Exactly as given, repeat all of the entries.

- - -

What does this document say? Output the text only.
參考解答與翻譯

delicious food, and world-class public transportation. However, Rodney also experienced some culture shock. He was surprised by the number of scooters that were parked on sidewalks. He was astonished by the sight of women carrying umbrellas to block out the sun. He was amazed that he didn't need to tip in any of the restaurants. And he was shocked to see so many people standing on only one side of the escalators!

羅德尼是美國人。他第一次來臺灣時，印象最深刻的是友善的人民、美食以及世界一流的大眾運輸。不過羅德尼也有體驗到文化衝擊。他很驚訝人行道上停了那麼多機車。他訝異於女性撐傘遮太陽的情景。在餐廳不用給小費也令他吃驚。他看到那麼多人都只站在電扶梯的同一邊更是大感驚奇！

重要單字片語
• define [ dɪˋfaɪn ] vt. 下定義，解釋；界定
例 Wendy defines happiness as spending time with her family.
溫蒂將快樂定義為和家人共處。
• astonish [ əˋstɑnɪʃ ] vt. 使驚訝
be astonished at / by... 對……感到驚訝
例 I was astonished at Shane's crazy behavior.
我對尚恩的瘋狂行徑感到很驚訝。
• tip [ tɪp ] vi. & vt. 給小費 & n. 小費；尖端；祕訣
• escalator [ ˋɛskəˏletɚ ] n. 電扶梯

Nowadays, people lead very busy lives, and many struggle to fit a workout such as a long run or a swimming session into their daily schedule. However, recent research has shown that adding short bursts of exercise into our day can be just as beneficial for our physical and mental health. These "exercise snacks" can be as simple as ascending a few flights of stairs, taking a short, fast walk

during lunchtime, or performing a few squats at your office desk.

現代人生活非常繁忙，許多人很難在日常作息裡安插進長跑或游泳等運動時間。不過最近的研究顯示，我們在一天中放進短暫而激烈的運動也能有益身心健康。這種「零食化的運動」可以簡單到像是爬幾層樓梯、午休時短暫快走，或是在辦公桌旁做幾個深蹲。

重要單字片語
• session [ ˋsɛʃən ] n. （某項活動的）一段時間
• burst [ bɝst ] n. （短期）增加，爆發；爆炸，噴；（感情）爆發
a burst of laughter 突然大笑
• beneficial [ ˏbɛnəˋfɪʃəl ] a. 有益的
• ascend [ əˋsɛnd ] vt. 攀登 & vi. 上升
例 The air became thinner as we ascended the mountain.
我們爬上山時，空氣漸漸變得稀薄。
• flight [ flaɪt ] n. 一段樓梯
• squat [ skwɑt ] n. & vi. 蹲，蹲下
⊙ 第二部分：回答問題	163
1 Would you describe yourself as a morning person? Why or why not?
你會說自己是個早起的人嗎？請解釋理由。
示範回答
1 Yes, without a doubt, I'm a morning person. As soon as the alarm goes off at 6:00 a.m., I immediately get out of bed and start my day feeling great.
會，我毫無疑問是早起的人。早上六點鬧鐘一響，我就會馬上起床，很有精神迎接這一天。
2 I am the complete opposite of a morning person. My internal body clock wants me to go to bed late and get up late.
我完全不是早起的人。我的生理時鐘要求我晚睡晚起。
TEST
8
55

- - -

* [The solution]
What does this document say? Output the text only.
參考解答與翻譯

delicious food, and world-class public transportation. However, Rodney also experienced some culture shock. He was surprised by the number of scooters that were parked on sidewalks. He was astonished by the sight of women carrying umbrellas to block out the sun. He was amazed that he didn't need to tip in any of the restaurants. And he was shocked to see so many people standing on only one side of the escalators!

羅德尼是美國人。他第一次來臺灣時，印象最深刻的是友善的人民、美食以及世界一流的大眾運輸。不過羅德尼也有體驗到文化衝擊。他很驚訝人行道上停了那麼多機車。他訝異於女性撐傘遮太陽的情景。在餐廳不用給小費也令他吃驚。他看到那麼多人都只站在電扶梯的同一邊更是大感驚奇！

重要單字片語
• define [ dɪˋfaɪn ] vt. 下定義，解釋；界定
例 Wendy defines happiness as spending time with her family.
溫蒂將快樂定義為和家人共處。
• astonish [ əˋstɑnɪʃ ] vt. 使驚訝
be astonished at / by... 對……感到驚訝
例 I was astonished at Shane's crazy behavior.
我對尚恩的瘋狂行徑感到很驚訝。
• tip [ tɪp ] vi. & vt. 給小費 & n. 小費；尖端；祕訣
• escalator [ ˋɛskəˏletɚ ] n. 電扶梯

Nowadays, people lead very busy lives, and many struggle to fit a workout such as a long run or a swimming session into their daily schedule. However, recent research has shown that adding short bursts of exercise into our day can be just as beneficial for our physical and mental health. These "exercise snacks" can be as simple as ascending a few flights of stairs, taking a short, fast walk

during lunchtime, or performing a few squats at your office desk.

現代人生活非常繁忙，許多人很難在日常作息裡安插進長跑或游泳等運動時間。不過最近的研究顯示，我們在一天中放進短暫而激烈的運動也能有益身心健康。這種「零食化的運動」可以簡單到像是爬幾層樓梯、午休時短暫快走，或是在辦公桌旁做幾個深蹲。

重要單字片語
• session [ ˋsɛʃən ] n. （某項活動的）一段時間
• burst [ bɝst ] n. （短期）增加，爆發；爆炸，噴；（感情）爆發
a burst of laughter 突然大笑
• beneficial [ ˏbɛnəˋfɪʃəl ] a. 有益的
• ascend [ əˋsɛnd ] vt. 攀登 & vi. 上升
例 The air became thinner as we ascended the mountain.
我們爬上山時，空氣漸漸變得稀薄。
• flight [ flaɪt ] n. 一段樓梯
• squat [ skwɑt ] n. & vi. 蹲，蹲下
⊙ 第二部分：回答問題	163
1 Would you describe yourself as a morning person? Why or why not?
你會說自己是個早起的人嗎？請解釋理由。
示範回答
1 Yes, without a doubt, I'm a morning person. As soon as the alarm goes off at 6:00 a.m., I immediately get out of bed and start my day feeling great.
會，我毫無疑問是早起的人。早上六點鬧鐘一響，我就會馬上起床，很有精神迎接這一天。
2 I am the complete opposite of a morning person. My internal body clock wants me to go to bed late and get up late.
我完全不是早起的人。我的生理時鐘要求我晚睡晚起。
TEST
8
55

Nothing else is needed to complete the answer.